On 15 February, 1840, the claimant, being then in England, made out a copy of the invoice of the goods in question, to which he annexed a purchaser's oath stating the goods to have been purchased on 28 May, 1839, from William Buckley and Company.
On 25 May, 1840, the claimant appealed from the decision of the official appraisers in the manner pointed out in the act of Congress providing for an appeal, when Samuel Ross and A. J. Lewis were appointed to make an appraisement. On 22 June, 1840, they took the oath required by law and proceeded to make the valuation.
About this time, but the record does not state exactly when, the agent of the claimant filed in the custom house at Philadelphia the purchaser's oath just spoken of.
On 22 June, 1840, the appraisers, Ross and Lewis, who had been appointed under the appeal to appraise the goods, took the necessary oaths and proceeded to execute the duty. The result was that their appraisement was seventeen percent higher than the value as stated in the invoice.
On 28 September, 1840, an information was filed against the goods in the District Court for the Eastern District of Pennsylvania. It consisted of four counts.
The first was founded on the sixty-sixth section of the act of 1799.
The second, upon the fourth section of the act of 1830, and charged that the invoice was made up with intent, by a false valuation, to evade and defraud the revenue of the United States.
The third, upon the same section of the same act, charging that each of the several packages was made up with intent &c.
The fourth, upon the fourteenth section of the act of 1832, charging that the goods were composed wholly or in part of wool or cotton, and that all and each of the several packages in the invoice were made up with intent, &c.
As these counts are the subject matter of a part of the decision of the Supreme Court, it is proper to insert them in extenso.
"
I n the district court of the United States of America, in and for""the Eastern District of Pennsylvania"
"EASTERN DISTRICT OF PENNSYLVANIA, ss.: "
"Be it remembered that, on this twenty-eighth day of September in the year of our Lord one thousand eight hundred and forty, into the District Court of the United States of America in and for the Eastern District of Pennsylvania comes John M. Read, attorney
of the said United States of America, and prosecuting in their name and on their behalf, and gives the said court here to understand and be informed that, on the twenty-fourth day of June in the year aforesaid, at the City of Philadelphia, in the Eastern District of Pennsylvania and within the jurisdiction of this court, the following goods, wares, and merchandise, to-wit:"
"Three bales of cloths, marked P.B. 810, 811, 812, and eight cases of cloth, marked P.B. 813, 814, 815, 816, 817, 818, 819, 820, were seized on land by Calvin Blythe, Esq., collector of the customs of the port and district of Philadelphia, in the said Eastern District of Pennsylvania, and are now in his custody, as being forfeited, for the causes hereinafter mentioned, to-wit:"

§ **RECORD EXTRACTS**:
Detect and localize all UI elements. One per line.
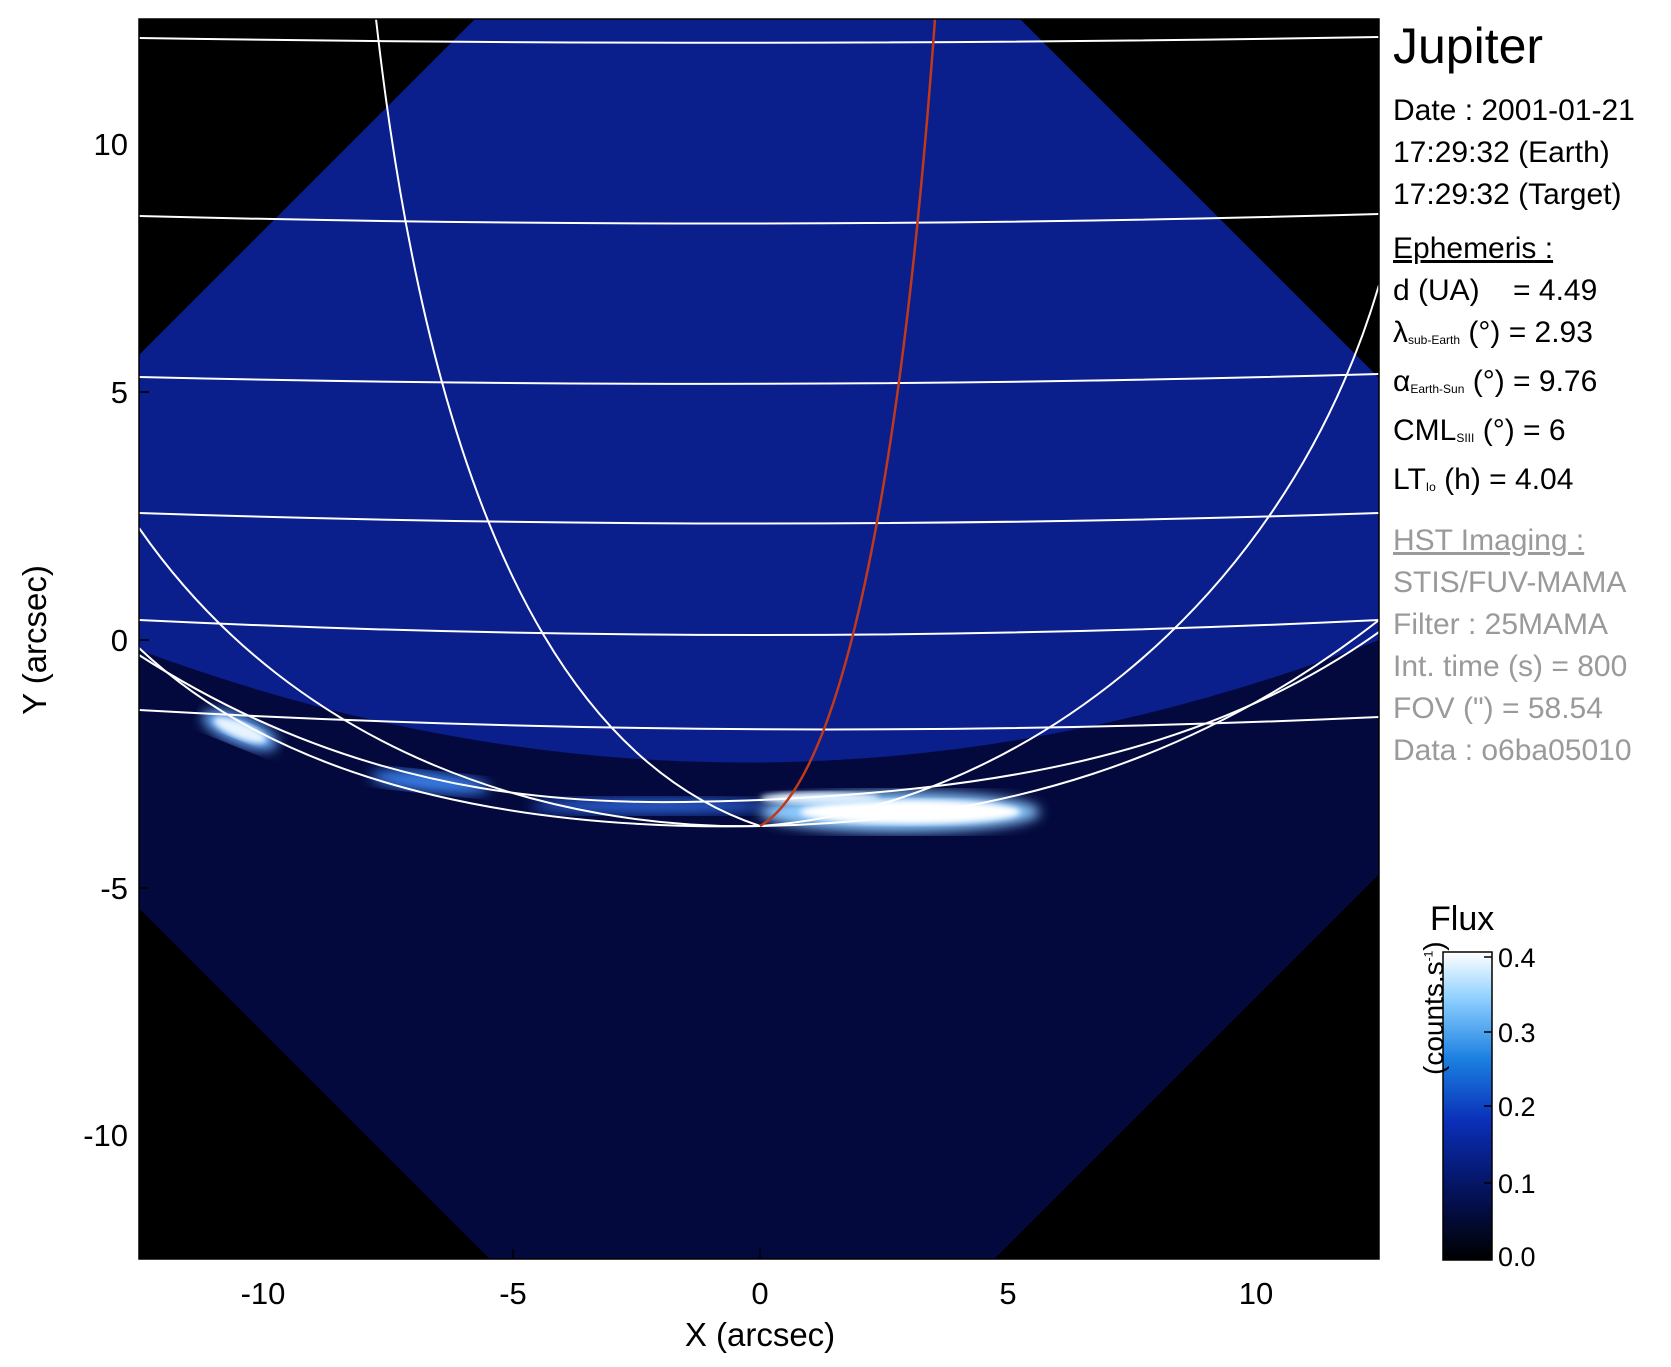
--
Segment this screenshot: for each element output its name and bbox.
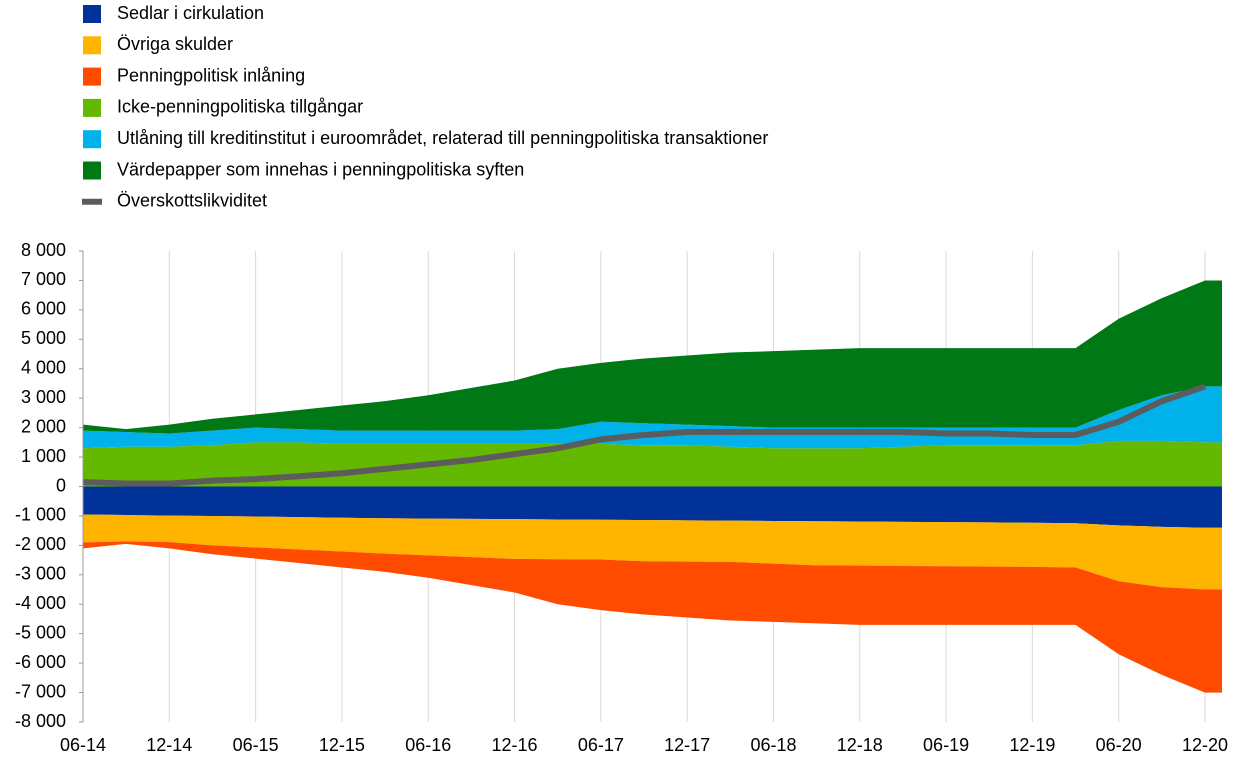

§ **STATED GOAL A**: In the case excerpt, by how much did the appraisement made by Ross and Lewis exceed the value stated in the invoice?
§ **STATED GOAL B**: Return the passage of the case excerpt from "On 28 September, 1840, an" to "with intent, &c.", copied word for word.

§ **CORRECT RESPONSE A**: Seventeen percent

§ **CORRECT RESPONSE B**:
On 28 September, 1840, an information was filed against the goods in the District Court for the Eastern District of Pennsylvania. It consisted of four counts.
The first was founded on the sixty-sixth section of the act of 1799.
The second, upon the fourth section of the act of 1830, and charged that the invoice was made up with intent, by a false valuation, to evade and defraud the revenue of the United States.
The third, upon the same section of the same act, charging that each of the several packages was made up with intent &c.
The fourth, upon the fourteenth section of the act of 1832, charging that the goods were composed wholly or in part of wool or cotton, and that all and each of the several packages in the invoice were made up with intent, &c.